* **Data shown**
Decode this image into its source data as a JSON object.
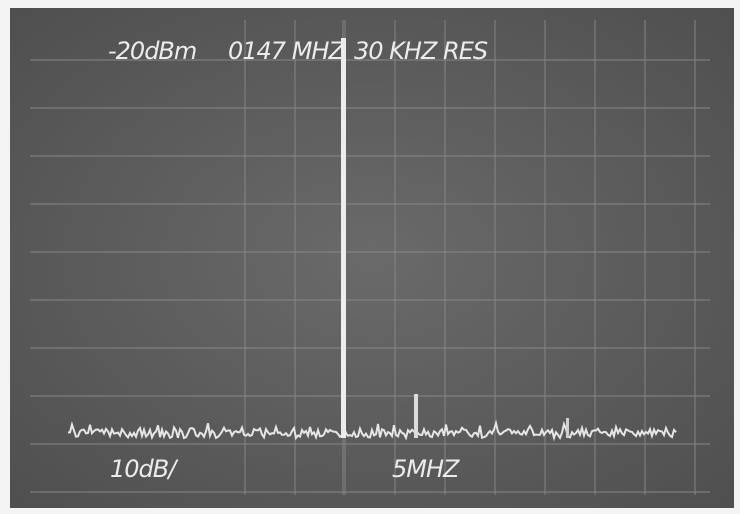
{
  "screen": {
    "reference_level": "-20dBm",
    "center_frequency": "0147 MHZ",
    "resolution": "30 KHZ RES",
    "vertical_scale": "10dB/",
    "span": "5MHZ"
  }
}
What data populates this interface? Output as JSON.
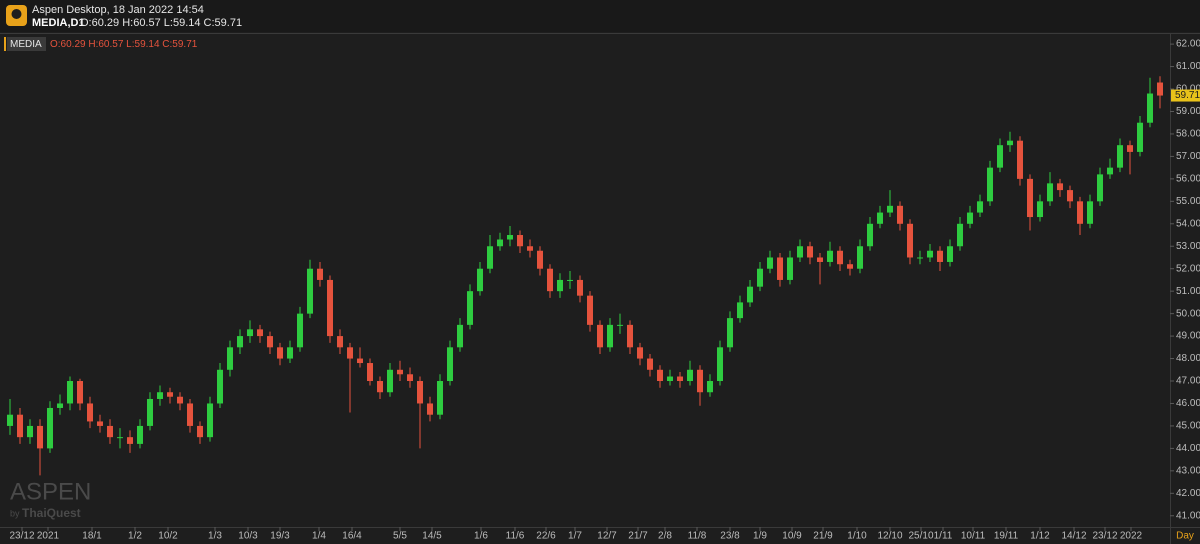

* **Problem to solve**
Extract all the entries word for word; omit any pictures.

* **Completed task**
Decode this image into its source data as a JSON object.
{
  "screen": {
    "reference_level": "-20dBm",
    "center_frequency": "0147 MHZ",
    "resolution": "30 KHZ RES",
    "vertical_scale": "10dB/",
    "span": "5MHZ"
  }
}
What data populates this interface? Output as JSON.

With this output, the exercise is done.